### DOCUMENT EXTRACT
*** Begin section ***

  4. I never met him. He died before I was born.
  5. In fact, I only ever really knew one of my biological grandparents—my maternal grandmother—though I met my father's mother when I was eight and visited England.
  6. I was born in London, and lived there for the first two years of my life before moving to Baltimore.
  7. I consider myself an London-born Baltimorean of Irish, English, and Welsh ancestry, which is a perfectly serviceable description as long as you don't go analyzing it too hard.
  8. I was born in Stepney, so I am in fact a true Cockney.
  9. When I was a kid, I didn't understand why they didn't put all the hospitals in London within the sound of Bow Bells. I figured everyone would want to be a Cockney if they had the choice.
  10. I certainly don't sound like either a traditional Cockney or a modern Eastender. But I don't quite sound like an American, either.
  11. Sometimes I find myself using obscure Hiberno-British dialectal words that no one I know has ever heard before. If you ask me where something is and I reply "oh yeah, it's over beyant," please do not stare at me, just go look where I'm pointing.
  12. Where other people would simply have a look at something, I might have a gander, a butcher's, or even, on special occasions, a shufti. Dekkos, however, are rare.
  13. Also, I use an obscene number of adverbs. It gets me in trouble sometimes, when I'm trying to write something professional-sounding, and my emotions keep slipping in through an ill-chosen "definitely" or "obviously" or even (eep!) "blatantly".

*** End section ***

### DATASET EXTRACT

*** Begin section ***

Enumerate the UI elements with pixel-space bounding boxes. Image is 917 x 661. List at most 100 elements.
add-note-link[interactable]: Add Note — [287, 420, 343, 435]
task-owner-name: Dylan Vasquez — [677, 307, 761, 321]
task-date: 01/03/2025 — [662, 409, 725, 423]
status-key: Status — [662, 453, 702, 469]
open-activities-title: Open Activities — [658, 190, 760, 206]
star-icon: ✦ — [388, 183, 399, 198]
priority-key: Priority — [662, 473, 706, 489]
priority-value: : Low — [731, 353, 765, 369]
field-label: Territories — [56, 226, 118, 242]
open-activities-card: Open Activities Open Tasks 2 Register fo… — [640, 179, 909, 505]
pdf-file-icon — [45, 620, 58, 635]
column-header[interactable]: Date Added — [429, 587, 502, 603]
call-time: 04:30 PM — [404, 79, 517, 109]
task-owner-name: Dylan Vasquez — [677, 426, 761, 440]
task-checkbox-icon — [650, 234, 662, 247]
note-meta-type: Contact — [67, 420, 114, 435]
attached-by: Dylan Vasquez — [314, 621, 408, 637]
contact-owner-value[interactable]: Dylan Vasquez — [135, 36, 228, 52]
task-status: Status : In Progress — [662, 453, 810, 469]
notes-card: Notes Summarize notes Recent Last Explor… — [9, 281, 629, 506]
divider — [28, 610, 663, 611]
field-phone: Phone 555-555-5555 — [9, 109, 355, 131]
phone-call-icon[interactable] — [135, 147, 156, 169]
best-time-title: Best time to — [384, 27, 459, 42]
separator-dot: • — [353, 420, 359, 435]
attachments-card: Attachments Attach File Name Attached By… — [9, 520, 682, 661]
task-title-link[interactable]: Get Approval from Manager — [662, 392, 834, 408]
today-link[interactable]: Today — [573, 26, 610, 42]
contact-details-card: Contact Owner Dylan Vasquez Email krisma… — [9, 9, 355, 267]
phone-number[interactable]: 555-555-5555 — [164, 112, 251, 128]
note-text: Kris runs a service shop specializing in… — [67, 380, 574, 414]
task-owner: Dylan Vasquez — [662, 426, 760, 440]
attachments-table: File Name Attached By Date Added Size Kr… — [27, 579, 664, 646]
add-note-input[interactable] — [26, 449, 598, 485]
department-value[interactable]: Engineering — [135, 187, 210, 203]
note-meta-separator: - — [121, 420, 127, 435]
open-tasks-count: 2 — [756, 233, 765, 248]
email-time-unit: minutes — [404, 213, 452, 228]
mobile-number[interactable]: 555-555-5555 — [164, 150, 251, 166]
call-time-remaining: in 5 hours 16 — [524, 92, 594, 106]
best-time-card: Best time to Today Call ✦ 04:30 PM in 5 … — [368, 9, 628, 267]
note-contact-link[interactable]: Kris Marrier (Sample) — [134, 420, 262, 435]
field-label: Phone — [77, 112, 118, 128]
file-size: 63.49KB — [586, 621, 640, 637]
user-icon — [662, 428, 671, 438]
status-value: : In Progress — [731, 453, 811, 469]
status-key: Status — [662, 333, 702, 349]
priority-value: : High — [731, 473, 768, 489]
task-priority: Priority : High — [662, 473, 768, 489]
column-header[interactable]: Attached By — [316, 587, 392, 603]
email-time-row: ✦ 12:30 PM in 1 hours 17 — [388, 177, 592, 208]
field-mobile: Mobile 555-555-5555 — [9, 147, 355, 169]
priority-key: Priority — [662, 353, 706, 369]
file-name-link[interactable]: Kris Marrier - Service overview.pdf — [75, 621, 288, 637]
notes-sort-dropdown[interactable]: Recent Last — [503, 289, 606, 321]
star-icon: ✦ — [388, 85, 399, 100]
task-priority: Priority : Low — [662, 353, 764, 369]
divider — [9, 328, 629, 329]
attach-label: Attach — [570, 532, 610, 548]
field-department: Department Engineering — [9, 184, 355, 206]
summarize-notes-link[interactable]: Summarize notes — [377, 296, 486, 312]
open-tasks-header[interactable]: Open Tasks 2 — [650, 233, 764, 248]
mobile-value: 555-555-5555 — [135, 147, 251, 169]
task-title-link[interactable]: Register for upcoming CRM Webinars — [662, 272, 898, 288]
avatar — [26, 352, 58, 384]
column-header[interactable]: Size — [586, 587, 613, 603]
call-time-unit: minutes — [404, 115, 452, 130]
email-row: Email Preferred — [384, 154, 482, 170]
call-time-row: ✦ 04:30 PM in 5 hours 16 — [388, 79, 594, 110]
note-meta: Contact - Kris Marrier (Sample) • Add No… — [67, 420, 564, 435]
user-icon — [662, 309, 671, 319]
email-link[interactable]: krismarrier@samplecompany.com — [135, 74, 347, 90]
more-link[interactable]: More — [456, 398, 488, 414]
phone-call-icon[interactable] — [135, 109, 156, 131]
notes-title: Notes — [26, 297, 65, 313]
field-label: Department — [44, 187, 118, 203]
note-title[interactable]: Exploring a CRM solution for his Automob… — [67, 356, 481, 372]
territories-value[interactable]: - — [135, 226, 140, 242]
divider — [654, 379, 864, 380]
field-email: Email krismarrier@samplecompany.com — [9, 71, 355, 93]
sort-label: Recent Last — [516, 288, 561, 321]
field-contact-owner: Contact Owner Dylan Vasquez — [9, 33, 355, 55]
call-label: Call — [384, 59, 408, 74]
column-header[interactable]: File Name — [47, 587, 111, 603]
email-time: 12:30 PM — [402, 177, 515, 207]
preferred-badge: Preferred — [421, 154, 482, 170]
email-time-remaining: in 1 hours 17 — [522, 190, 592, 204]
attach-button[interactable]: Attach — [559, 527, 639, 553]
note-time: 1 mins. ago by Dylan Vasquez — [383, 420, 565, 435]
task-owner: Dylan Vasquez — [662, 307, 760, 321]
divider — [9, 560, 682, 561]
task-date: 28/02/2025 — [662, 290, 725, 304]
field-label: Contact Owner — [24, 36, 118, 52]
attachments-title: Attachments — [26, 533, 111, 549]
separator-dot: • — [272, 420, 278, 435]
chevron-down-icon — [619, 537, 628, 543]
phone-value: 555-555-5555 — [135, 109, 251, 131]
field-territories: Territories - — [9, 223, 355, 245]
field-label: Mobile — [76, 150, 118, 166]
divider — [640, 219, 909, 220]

*** End section ***

### TASKS
a. In the autobiographical list, in which part of London was the writer born?
b. Extend the autobiographical list beyond its final numbered item.

### RESULTS FOR THE EXERCISE
a. Stepney.

b.
  14. "Actually" is the bane of my diction. We'll see how far I make it before I inadvertently toss one of those in. [EDIT: Thirteen sentences.]
  15. My vocabulary wasn't much different when I was a child—I just didn't know how to pronounce any of the words I kept using.
  16. I tend to think fifth grade was probably the high point of my life to date, but I have a tendency to romanticize—and to conveniently forget things I'd rather not remember.
  17. I was always a terrible student, even then. I had a severe aversion to anything that smacked of pointless busywork—which is 90% of what teachers expect you to do, on any level of the educational system.
  18. I almost didn't graduate high school because I nearly failed calculus, despite the fact that I could do the work in my head.
  19. (Which may seem kind of strange, since I'm borderline dyscalculic, and can't in fact add single digit numbers in my head with any reliability—I have never gotten the hang of eight plus six—but, in reality, arithmetic has almost nothing to do with actual math.)
  20. My first college was Saint John's College, Annapolis. (Books, not basketball.)
  21. It wasn't a very good fit for me, and I ended up leaving of my own accord after three semesters.
  22. Admittedly, if I'd waited five more minutes to leave of my own accord, they'd've kicked me out.
  23. I'd like to claim it was because I threw a flaming chicken out the window or something, but it was mostly just the "bad student" thing again, with a healthy mixture of other drama I don't feel like telling the entire Internet about. It was some other guy who threw the flaming chicken out the window. (And I don't think he got kicked out for it, actually.)
  24. After St John's, I went to the University of Maryland, College Park—which I hated, but survived.
  25. Six years and nine months after my high school graduation, I had not one but two bachelor's degrees (bachelors'? bachelor'ses?), one in theoretical linguistics and one in Spanish language and literature.
  26. Now I work as a draftsman for a precast concrete company.
  27. To get the job, I walked into the front office, drew an X-bar tree on a whiteboard, and translated Neruda's twelfth soneta. I was, naturally, hired on the spot.
  28. Actually, I got the job through a family connection. They'd had no luck with people who were qualified, so they decided to go with someone who had no relevant qualifications whatsoever.
  29. I should mention that it worked. I'm very good at my job—and I enjoy it tremendously. Well, mostly tremendously.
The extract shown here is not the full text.